→ **Passage given**:
** start **

So when Zúñiga decided to go back to school for his master's degree in business administration this year, Arizona State University seemed a natural choice. But if he is accepted by ASU, Zúñiga won't be going to the university's Tempe campus anytime soon.
Instead, he'll stay in Mexico City, earning his MBA on weekends for two-thirds the price that U.S. executives pay for the same program. ASU will fly professors to him. And when he graduates, he'll have two degrees: one from ASU and another from the Autonomous Technological Institute of Mexico, one of Latin America's top business schools.
It's part of a new trend in the highly competitive world of business schools, as U.S. universities join with schools in Mexico to offer two-for-one MBAs to Mexican executives, often at discount prices aimed at the Mexican budget. One school even throws in catered lunches and a trip to Europe as part of the deal.
Thunderbird, the University of Texas, the University of North Carolina, Texas Christian University and the University of South Carolina all have launched joint degree programs in recent years. The University of Arizona does not have one.
"It was the double-degree aspect that most attracted me," said Zúñiga, whose company, Quick Learning, is opening a school in Phoenix next year. "It's very important for us to have a global perception of business and not just a national one."
Some of the U.S. universities already have similar programs in other countries. ASU, for example, offers an executive MBA in China. But the schools say Mexico is a natural place to expand, as American companies move their production south and the two economies become connected ever more tightly.
"There's a tremendous desire to have a U.S. education, but these people need to keep their jobs and can't be coming up to the United States to go to school," said Bert Valencia, executive director of the joint degree program at Thunderbird, the Garvin School of International Management.
The schools say everyone benefits.
Mexican schools get a powerful lure for attracting students, while U.S. universities get an international presence and brownie points in the all-important rankings compiled by business magazines.
"It's bragging rights," said Thomas Madden, head of the University of South Carolina's program. "It makes it easier to say you're interested in international business when you've got international sites."

** end **

→ **Record extracts**:
** start **

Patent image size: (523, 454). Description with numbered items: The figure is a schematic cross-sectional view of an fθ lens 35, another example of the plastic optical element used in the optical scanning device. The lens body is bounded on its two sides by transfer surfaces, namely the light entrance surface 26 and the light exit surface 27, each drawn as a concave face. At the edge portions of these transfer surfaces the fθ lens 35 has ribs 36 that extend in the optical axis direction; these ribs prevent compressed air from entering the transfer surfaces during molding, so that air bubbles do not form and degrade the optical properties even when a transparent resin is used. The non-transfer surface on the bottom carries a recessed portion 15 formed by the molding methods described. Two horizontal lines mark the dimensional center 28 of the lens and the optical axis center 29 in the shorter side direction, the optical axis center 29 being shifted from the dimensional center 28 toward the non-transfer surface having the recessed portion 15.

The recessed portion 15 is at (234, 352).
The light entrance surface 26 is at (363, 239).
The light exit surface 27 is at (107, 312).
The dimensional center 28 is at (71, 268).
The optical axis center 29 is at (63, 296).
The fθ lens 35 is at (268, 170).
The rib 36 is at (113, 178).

** end **
** start **

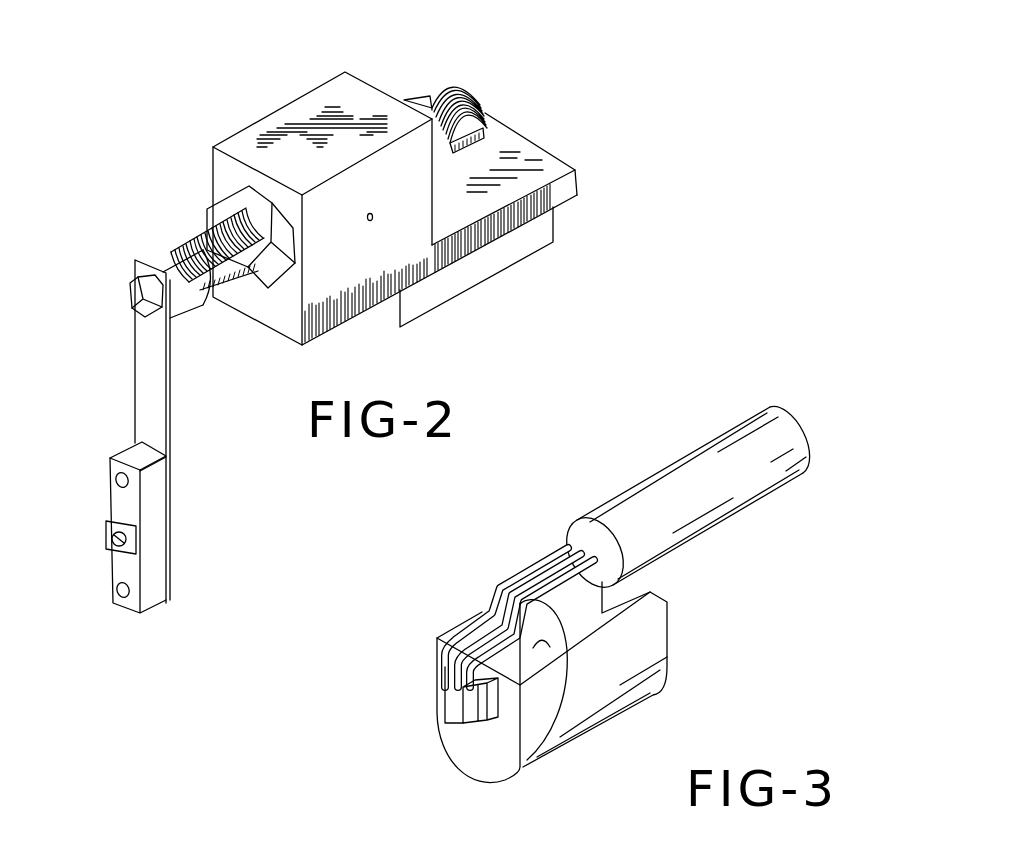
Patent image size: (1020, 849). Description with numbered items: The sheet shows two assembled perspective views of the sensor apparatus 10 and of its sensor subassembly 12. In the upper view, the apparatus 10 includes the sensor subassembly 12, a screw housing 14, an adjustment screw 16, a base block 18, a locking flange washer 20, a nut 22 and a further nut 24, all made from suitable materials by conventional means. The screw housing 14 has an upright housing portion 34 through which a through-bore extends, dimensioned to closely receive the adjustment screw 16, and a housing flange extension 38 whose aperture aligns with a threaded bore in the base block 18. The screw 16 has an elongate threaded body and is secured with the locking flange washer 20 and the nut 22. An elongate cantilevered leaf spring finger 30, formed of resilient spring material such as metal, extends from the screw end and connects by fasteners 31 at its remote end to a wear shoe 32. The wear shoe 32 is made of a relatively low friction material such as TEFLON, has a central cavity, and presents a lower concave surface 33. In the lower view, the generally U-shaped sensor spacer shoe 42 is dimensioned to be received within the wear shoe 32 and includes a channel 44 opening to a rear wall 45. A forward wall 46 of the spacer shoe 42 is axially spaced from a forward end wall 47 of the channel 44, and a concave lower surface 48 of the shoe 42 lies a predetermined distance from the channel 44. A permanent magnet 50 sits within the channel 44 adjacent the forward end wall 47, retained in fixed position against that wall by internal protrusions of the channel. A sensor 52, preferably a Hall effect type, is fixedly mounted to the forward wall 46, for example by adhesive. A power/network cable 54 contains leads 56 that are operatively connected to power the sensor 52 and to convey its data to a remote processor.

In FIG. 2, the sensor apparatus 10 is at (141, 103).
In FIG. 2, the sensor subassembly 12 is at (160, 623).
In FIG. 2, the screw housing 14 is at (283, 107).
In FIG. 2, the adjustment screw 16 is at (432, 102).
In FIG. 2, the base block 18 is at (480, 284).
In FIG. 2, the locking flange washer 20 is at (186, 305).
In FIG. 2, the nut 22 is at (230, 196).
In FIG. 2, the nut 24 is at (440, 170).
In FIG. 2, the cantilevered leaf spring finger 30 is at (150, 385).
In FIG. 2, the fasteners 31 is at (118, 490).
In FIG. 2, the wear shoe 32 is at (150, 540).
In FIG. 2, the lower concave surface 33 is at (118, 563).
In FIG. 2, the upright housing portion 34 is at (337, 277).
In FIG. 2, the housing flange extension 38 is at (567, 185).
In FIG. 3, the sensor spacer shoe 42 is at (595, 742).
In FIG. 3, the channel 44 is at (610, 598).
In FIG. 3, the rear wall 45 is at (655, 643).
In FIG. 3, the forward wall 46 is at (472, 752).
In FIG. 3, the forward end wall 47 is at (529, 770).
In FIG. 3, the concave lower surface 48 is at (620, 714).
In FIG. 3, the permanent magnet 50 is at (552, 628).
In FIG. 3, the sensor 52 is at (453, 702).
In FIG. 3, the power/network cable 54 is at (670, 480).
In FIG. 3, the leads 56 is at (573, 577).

** end **
** start **

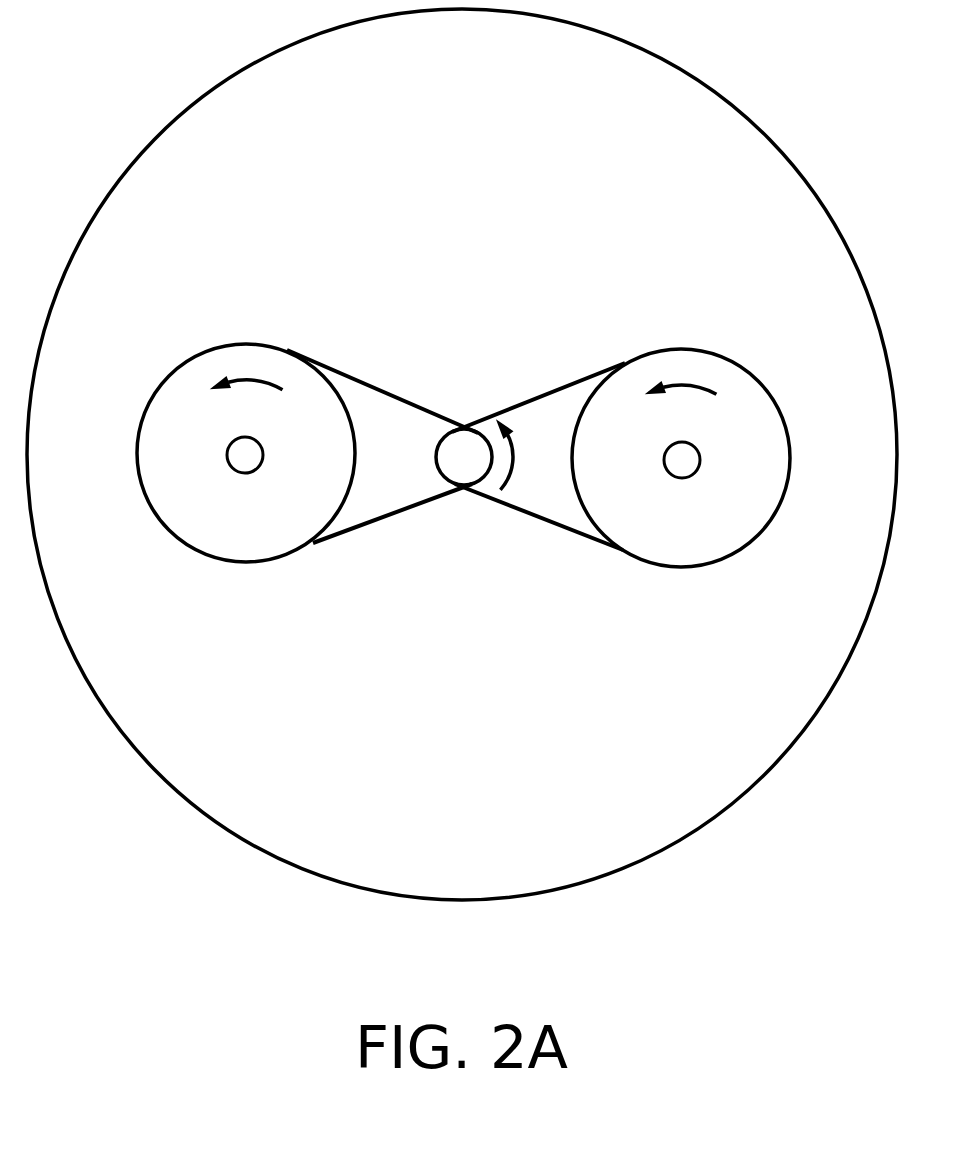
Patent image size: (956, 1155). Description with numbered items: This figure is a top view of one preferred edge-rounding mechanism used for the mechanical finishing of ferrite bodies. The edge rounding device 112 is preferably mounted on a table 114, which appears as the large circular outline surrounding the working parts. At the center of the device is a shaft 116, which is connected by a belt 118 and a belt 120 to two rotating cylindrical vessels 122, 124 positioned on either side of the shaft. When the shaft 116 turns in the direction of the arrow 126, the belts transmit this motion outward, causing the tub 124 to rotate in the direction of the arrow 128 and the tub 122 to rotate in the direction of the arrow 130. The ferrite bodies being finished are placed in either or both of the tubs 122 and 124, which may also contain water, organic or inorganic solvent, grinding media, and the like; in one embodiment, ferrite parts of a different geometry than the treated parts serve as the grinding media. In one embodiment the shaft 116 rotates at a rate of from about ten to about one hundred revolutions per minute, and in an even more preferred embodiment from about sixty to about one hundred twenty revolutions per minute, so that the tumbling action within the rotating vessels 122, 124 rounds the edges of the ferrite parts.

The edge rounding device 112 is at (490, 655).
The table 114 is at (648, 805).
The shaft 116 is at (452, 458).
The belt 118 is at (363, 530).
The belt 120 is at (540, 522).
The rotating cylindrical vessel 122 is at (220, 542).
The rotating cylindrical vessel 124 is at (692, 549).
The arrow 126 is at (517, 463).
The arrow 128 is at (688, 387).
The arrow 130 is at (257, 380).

** end **

→ **Requests**:
a – Answer the following from the article on joint MBA degrees:
(i) Which university named in the article does not have a joint degree program?
(ii) In which country does ASU already offer an executive MBA?
(iii) Who heads the University of South Carolina's program?
b – Reproduce everything in the article on joint MBA degrees from "Some of the" down to "say everyone benefits.", word for word.
c – Resume the article on joint MBA degrees, picking up after its final sentence.

→ **Solved problems**:
a –
(i) The University of Arizona
(ii) China
(iii) Thomas Madden

b –
Some of the U.S. universities already have similar programs in other countries. ASU, for example, offers an executive MBA in China. But the schools say Mexico is a natural place to expand, as American companies move their production south and the two economies become connected ever more tightly.
"There's a tremendous desire to have a U.S. education, but these people need to keep their jobs and can't be coming up to the United States to go to school," said Bert Valencia, executive director of the joint degree program at Thunderbird, the Garvin School of International Management.
The schools say everyone benefits.

c –
ASU's W.P. Carey School of Business started its executive MBA program in Mexico last year with 26 students. Students pay $39,500 for the two-year program, compared with $63,000 for the same program in Arizona, according to José Méndez, director of the program. The price includes two weeklong trips to the Tempe campus.
Half of the classes are taught in Spanish by professors at ITAM, as the Mexican institute is known. The rest are taught in English by ASU professors flown in on weekends.
The Mexican price is lower because the use of Mexican professors lowers the cost of staffing, Méndez said. The university also is trying to set a tuition that Mexicans can afford.
"We could charge the same thing as in Arizona, but then we wouldn't be pricing it for the Mexican market," Méndez said. "We would have no students."
ASU and ITAM have bought full-page ads in Mexican newspapers to recruit students. In May, ASU sent down its Nobel Prize-winning economist, Edward Prescott, to help drum up interest.
At an information session recently at ITAM, Zúñiga and other curious executives listened intently as a recruiter described the program.
Thunderbird uses a different system than the other universities. Instead of flying in professors, it employs satellites to beam lectures to Tec de Monterrey and other universities across Latin America, a method that allows bigger classes and saves on travel costs, Valencia said.
Thunderbird's global MBA for Latin American managers costs $34,800, while the equivalent degree at its Glendale campus is more than $60,000, he said.
Like ASU's program, the tuition includes two weeklong trips to Arizona. The graduation ceremony in Glendale is broadcast on the Internet, so family members in Latin America can tune in.
The program started in 1998 and has graduated 716 students, most of them in Mexico, Valencia said. This year, it is expanding to Bogota, Colombia, and San Jose, Costa Rica.
The Thunderbird program is even attracting American expatriates living in Mexico, Valencia said.
"These students are career climbers," Valencia said. "They're looking for a marquee brand name in a school."
The McCombs School of Business at the University of Texas was one of the first schools to found a "fly-in" program in 1996.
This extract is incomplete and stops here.